DATA EXCERPTS:
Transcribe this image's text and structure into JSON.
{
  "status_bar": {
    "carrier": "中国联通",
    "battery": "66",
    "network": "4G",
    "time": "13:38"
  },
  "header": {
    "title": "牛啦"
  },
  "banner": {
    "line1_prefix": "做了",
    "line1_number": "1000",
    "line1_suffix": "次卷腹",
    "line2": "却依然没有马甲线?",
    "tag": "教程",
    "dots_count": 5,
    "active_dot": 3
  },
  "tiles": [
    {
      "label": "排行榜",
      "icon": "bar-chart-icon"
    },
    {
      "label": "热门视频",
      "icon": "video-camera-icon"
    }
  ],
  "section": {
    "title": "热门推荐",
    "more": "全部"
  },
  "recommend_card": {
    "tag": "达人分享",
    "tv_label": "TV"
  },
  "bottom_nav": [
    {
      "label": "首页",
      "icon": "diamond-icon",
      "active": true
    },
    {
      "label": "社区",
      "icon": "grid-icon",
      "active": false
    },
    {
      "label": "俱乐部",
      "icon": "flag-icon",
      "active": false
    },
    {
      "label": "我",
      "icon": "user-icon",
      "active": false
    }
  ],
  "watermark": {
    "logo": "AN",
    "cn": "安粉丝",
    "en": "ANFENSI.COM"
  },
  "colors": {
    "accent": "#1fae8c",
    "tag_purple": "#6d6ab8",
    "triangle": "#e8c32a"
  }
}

WHAT TO WORK ON: Print the listing above in full, exactly as it is.

TASK ANSWER:
Transcribe this image's text and structure into JSON.
{
  "status_bar": {
    "carrier": "中国联通",
    "battery": "66",
    "network": "4G",
    "time": "13:38"
  },
  "header": {
    "title": "牛啦"
  },
  "banner": {
    "line1_prefix": "做了",
    "line1_number": "1000",
    "line1_suffix": "次卷腹",
    "line2": "却依然没有马甲线?",
    "tag": "教程",
    "dots_count": 5,
    "active_dot": 3
  },
  "tiles": [
    {
      "label": "排行榜",
      "icon": "bar-chart-icon"
    },
    {
      "label": "热门视频",
      "icon": "video-camera-icon"
    }
  ],
  "section": {
    "title": "热门推荐",
    "more": "全部"
  },
  "recommend_card": {
    "tag": "达人分享",
    "tv_label": "TV"
  },
  "bottom_nav": [
    {
      "label": "首页",
      "icon": "diamond-icon",
      "active": true
    },
    {
      "label": "社区",
      "icon": "grid-icon",
      "active": false
    },
    {
      "label": "俱乐部",
      "icon": "flag-icon",
      "active": false
    },
    {
      "label": "我",
      "icon": "user-icon",
      "active": false
    }
  ],
  "watermark": {
    "logo": "AN",
    "cn": "安粉丝",
    "en": "ANFENSI.COM"
  },
  "colors": {
    "accent": "#1fae8c",
    "tag_purple": "#6d6ab8",
    "triangle": "#e8c32a"
  }
}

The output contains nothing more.